_Prompt_. Count how many lines hold the string "inequality". Give that number alone.

— begin Data in this exercise —

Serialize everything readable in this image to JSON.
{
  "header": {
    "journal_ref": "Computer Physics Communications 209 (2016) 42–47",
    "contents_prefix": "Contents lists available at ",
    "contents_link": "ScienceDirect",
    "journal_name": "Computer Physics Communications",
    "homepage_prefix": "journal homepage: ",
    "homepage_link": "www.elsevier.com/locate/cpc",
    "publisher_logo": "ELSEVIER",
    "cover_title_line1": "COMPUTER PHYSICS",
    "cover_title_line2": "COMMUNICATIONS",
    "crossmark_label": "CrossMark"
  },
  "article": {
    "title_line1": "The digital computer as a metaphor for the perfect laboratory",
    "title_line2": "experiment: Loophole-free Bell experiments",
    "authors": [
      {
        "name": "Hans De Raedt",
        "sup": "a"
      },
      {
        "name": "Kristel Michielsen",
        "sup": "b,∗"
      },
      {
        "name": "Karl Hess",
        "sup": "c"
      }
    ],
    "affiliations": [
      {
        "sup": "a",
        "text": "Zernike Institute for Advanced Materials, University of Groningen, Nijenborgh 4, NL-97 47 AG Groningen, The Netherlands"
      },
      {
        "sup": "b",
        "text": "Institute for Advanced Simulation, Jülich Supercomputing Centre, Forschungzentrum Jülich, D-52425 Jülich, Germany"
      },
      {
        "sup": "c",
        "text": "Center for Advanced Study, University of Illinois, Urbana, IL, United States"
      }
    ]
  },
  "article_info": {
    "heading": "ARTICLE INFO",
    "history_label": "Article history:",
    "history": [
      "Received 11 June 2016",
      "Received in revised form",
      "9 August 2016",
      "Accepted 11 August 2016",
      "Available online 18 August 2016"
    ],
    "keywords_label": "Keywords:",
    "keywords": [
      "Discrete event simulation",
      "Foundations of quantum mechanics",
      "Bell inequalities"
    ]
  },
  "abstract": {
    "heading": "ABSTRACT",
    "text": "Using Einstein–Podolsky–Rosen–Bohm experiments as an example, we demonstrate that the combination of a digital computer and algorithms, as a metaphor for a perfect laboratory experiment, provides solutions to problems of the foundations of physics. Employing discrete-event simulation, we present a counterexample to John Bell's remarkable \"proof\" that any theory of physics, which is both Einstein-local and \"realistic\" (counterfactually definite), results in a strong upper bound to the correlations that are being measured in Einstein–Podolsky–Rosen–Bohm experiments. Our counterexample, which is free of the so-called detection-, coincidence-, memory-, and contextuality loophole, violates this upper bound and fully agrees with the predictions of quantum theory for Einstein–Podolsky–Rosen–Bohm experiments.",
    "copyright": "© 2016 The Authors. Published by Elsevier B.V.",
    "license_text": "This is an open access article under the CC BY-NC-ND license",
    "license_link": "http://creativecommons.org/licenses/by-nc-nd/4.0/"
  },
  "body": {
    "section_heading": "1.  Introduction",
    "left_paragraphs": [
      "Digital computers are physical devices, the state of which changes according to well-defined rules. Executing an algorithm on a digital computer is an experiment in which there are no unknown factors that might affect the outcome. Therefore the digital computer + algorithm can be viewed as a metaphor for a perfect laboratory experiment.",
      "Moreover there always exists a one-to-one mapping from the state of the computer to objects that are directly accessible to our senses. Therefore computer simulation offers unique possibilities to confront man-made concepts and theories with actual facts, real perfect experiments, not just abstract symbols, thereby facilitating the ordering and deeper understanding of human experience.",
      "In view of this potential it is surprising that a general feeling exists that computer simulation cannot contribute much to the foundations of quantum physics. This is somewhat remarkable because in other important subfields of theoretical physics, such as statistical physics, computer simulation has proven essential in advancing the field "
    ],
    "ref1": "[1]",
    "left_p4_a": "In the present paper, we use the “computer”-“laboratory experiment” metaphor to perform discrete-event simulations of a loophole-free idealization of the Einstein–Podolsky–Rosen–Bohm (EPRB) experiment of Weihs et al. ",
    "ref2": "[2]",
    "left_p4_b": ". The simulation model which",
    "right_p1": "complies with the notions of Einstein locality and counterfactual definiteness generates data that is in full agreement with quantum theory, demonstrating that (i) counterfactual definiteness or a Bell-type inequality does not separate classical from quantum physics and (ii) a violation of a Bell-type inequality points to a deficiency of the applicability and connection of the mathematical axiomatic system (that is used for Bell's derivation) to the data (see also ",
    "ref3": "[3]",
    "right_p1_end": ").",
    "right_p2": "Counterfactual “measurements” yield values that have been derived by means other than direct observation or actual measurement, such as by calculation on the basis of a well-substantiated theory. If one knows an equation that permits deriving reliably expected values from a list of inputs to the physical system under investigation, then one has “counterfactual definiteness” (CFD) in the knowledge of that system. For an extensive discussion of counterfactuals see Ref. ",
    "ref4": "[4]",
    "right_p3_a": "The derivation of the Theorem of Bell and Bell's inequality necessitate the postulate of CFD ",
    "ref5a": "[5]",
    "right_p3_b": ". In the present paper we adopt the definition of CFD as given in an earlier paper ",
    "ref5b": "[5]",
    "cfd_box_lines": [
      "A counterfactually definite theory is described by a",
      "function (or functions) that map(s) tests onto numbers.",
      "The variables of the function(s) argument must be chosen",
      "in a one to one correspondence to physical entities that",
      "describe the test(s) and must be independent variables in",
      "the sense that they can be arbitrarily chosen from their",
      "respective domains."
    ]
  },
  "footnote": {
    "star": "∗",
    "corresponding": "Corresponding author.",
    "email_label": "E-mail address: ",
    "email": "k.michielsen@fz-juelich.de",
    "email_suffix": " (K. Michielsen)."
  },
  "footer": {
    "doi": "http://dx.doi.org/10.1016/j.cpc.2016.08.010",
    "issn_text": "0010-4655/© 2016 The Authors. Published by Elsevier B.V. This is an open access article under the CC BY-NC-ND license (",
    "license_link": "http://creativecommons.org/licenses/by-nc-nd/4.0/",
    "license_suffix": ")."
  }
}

— end Data in this exercise —

_Output of the task_. 2